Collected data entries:
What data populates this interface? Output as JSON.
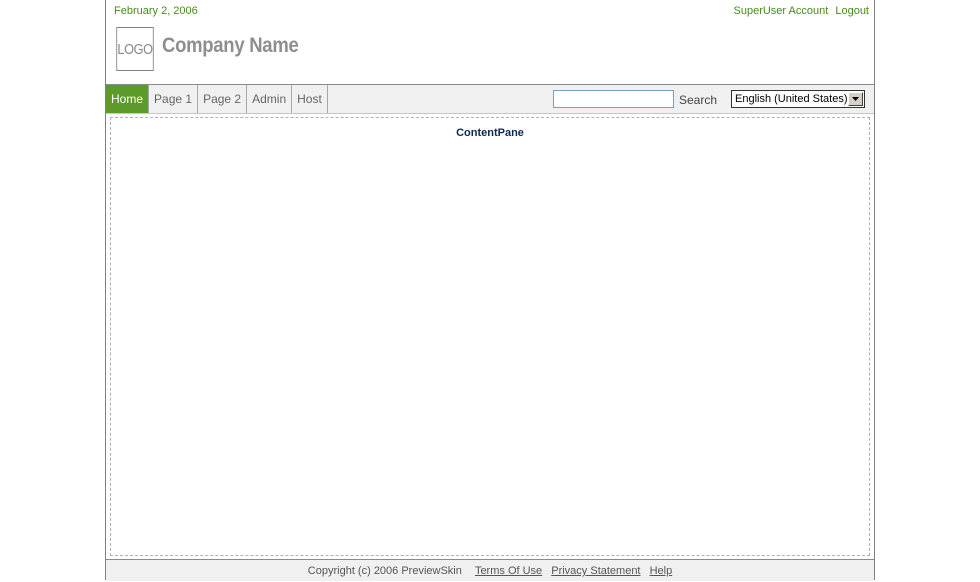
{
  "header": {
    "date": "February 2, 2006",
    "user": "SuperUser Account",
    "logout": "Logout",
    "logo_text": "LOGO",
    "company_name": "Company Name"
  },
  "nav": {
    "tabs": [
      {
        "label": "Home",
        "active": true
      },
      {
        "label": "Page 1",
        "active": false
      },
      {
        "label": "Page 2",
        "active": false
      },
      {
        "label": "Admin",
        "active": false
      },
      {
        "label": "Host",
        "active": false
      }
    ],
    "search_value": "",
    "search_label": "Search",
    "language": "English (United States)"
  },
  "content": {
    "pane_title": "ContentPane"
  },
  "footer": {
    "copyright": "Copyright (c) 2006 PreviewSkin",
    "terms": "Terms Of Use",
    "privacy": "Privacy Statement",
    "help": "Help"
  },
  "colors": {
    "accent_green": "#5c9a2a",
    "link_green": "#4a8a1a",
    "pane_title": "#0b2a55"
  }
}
---
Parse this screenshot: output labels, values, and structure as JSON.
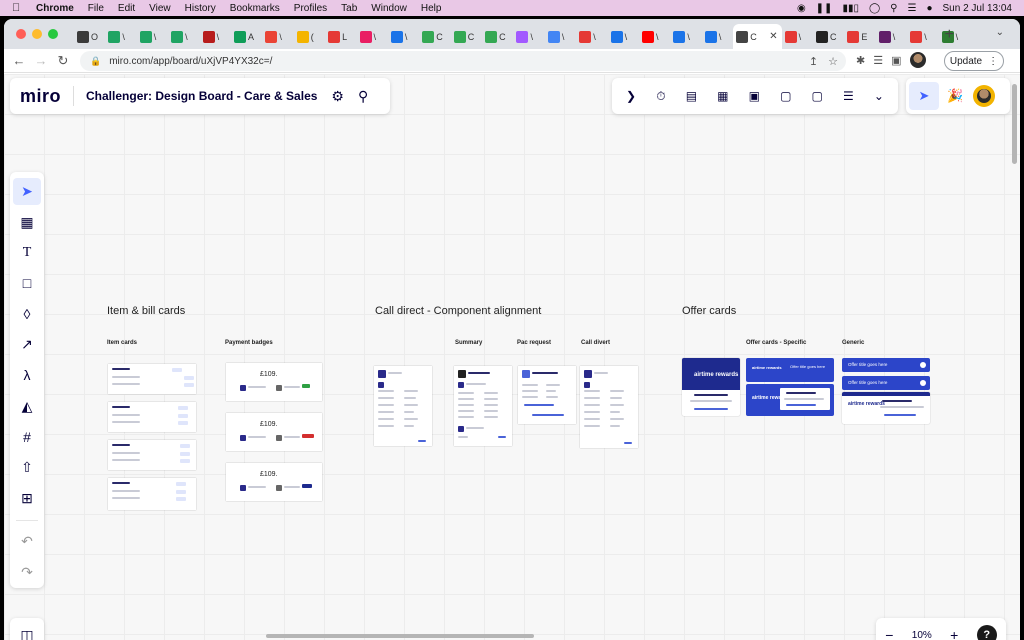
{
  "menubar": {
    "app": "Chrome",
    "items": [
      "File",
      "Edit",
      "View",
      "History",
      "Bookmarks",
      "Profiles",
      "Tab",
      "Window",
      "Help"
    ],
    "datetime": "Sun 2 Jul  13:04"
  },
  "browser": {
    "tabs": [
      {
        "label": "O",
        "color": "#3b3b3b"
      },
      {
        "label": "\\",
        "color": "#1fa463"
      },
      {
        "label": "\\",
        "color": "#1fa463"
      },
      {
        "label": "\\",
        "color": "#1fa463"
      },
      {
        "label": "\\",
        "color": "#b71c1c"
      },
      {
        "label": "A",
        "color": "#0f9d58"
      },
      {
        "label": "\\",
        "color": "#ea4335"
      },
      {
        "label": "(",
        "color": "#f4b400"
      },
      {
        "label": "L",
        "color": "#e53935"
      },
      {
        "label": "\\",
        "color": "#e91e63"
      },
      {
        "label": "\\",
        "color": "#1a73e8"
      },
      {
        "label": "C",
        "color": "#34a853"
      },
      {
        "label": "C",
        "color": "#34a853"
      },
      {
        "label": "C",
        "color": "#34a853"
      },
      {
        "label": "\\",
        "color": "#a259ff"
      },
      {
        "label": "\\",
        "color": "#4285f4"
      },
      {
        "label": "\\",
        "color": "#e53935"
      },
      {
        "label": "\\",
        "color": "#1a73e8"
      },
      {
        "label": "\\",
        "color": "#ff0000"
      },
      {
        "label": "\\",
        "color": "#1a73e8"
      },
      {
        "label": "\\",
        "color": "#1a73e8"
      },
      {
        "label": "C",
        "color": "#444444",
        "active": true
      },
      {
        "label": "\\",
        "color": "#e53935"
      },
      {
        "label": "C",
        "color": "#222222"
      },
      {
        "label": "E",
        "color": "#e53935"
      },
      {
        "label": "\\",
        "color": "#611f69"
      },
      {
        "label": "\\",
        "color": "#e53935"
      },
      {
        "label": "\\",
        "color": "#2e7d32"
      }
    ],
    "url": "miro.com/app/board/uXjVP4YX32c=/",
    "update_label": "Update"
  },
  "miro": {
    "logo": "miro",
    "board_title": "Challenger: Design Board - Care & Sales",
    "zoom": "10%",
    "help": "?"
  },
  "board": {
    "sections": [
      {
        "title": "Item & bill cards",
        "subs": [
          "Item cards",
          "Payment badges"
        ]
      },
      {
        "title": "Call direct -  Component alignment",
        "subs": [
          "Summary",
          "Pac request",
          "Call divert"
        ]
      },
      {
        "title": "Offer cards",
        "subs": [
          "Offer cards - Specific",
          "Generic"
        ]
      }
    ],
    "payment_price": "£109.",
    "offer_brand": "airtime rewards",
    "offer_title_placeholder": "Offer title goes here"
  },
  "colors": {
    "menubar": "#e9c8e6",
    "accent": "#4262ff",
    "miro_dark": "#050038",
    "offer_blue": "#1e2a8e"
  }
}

* _OBJECTIVE_
List all lines from the entries that include the word "Call".

* _ANSWER FOR THIS EXERCISE_
        "title": "Call direct -  Component alignment",
          "Call divert"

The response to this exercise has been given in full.